Output exactly, please, the lines of the records below from the one containing "What's the underlying" through the final line.

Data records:
════════════════

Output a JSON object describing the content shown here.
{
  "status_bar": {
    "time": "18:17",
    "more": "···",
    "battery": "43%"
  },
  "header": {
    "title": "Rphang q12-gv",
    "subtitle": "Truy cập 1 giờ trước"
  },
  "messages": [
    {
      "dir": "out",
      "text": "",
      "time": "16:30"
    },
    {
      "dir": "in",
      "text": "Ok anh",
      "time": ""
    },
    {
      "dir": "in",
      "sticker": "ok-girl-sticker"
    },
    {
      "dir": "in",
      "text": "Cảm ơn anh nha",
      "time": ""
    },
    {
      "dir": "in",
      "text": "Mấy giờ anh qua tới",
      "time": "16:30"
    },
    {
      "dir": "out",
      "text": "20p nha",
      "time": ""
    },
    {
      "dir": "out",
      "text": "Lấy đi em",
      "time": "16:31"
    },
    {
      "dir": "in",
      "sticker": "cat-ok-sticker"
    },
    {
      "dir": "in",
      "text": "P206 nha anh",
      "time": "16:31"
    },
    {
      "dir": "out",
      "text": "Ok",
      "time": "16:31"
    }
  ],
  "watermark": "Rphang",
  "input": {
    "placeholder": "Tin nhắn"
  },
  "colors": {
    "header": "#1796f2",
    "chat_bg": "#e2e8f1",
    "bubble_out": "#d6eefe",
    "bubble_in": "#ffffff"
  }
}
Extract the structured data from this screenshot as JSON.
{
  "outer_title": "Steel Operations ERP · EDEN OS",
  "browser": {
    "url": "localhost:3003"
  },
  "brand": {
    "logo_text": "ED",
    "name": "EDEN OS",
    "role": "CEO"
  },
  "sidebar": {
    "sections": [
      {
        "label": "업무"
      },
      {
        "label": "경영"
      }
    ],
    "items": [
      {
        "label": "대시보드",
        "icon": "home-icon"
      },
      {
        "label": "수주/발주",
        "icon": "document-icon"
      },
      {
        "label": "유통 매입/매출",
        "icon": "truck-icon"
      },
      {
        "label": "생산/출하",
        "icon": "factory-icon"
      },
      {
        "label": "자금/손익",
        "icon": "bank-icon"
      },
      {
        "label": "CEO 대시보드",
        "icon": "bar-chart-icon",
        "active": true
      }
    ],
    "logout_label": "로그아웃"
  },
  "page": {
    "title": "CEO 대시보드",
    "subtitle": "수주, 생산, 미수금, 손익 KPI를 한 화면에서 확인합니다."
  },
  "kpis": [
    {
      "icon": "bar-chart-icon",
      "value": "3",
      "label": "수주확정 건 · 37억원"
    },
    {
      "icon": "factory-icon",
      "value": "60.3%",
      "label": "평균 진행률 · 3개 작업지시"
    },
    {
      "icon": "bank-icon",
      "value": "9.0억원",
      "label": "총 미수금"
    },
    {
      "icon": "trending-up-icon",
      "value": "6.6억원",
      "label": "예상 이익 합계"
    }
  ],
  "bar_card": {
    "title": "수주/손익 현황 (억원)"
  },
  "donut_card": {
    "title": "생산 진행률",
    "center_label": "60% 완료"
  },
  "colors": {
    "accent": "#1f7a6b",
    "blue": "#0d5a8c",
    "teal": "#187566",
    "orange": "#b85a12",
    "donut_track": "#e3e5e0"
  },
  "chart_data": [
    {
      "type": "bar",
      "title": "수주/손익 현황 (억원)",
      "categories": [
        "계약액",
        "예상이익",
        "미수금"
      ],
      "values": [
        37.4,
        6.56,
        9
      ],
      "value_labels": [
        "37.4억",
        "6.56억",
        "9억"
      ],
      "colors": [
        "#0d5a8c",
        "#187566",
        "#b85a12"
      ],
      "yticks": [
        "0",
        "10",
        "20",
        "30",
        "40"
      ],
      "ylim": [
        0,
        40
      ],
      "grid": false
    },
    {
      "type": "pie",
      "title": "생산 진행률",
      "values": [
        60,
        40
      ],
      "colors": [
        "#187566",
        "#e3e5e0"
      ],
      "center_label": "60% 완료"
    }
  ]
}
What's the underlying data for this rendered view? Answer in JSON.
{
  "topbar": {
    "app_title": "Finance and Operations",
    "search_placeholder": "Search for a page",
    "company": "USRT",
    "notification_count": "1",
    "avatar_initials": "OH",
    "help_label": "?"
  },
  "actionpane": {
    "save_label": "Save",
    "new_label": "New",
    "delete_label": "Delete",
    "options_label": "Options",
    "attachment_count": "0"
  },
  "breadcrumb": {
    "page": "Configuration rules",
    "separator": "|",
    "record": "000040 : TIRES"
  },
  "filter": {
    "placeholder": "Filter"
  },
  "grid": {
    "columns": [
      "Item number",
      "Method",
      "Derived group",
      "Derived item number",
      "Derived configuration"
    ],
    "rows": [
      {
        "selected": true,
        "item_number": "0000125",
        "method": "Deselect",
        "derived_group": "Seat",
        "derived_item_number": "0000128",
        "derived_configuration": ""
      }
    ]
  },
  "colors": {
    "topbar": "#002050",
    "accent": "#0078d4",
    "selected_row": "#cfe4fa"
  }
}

════════════════

Answer
What's the underlying data for this rendered view? Answer in JSON.
{
  "topbar": {
    "app_title": "Finance and Operations",
    "search_placeholder": "Search for a page",
    "company": "USRT",
    "notification_count": "1",
    "avatar_initials": "OH",
    "help_label": "?"
  },
  "actionpane": {
    "save_label": "Save",
    "new_label": "New",
    "delete_label": "Delete",
    "options_label": "Options",
    "attachment_count": "0"
  },
  "breadcrumb": {
    "page": "Configuration rules",
    "separator": "|",
    "record": "000040 : TIRES"
  },
  "filter": {
    "placeholder": "Filter"
  },
  "grid": {
    "columns": [
      "Item number",
      "Method",
      "Derived group",
      "Derived item number",
      "Derived configuration"
    ],
    "rows": [
      {
        "selected": true,
        "item_number": "0000125",
        "method": "Deselect",
        "derived_group": "Seat",
        "derived_item_number": "0000128",
        "derived_configuration": ""
      }
    ]
  },
  "colors": {
    "topbar": "#002050",
    "accent": "#0078d4",
    "selected_row": "#cfe4fa"
  }
}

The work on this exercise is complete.